>> BEGIN

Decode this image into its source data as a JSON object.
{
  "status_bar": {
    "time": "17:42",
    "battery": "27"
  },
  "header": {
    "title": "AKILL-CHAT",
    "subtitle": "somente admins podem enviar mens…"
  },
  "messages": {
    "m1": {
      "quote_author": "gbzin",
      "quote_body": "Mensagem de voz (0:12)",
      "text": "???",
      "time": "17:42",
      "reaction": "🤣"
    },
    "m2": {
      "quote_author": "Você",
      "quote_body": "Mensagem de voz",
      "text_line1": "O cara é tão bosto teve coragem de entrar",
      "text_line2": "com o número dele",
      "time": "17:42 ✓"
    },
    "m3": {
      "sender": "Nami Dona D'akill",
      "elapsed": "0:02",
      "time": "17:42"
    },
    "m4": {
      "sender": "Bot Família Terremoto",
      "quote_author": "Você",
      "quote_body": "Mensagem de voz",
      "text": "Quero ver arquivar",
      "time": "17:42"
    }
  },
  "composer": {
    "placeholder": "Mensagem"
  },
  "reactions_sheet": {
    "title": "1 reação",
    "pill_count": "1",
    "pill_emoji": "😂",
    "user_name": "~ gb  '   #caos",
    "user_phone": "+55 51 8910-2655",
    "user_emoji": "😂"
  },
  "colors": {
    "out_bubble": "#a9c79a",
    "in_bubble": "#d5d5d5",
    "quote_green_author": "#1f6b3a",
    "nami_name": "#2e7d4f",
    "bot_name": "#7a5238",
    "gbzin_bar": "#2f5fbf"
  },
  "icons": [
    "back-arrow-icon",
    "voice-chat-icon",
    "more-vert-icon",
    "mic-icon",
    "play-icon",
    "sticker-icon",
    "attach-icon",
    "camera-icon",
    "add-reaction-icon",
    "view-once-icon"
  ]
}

>> END

-- Goal of the exercise --
Looking at the records above, report how many lines contain the word "Mensagem". Answer with the number only.

-- The result --
4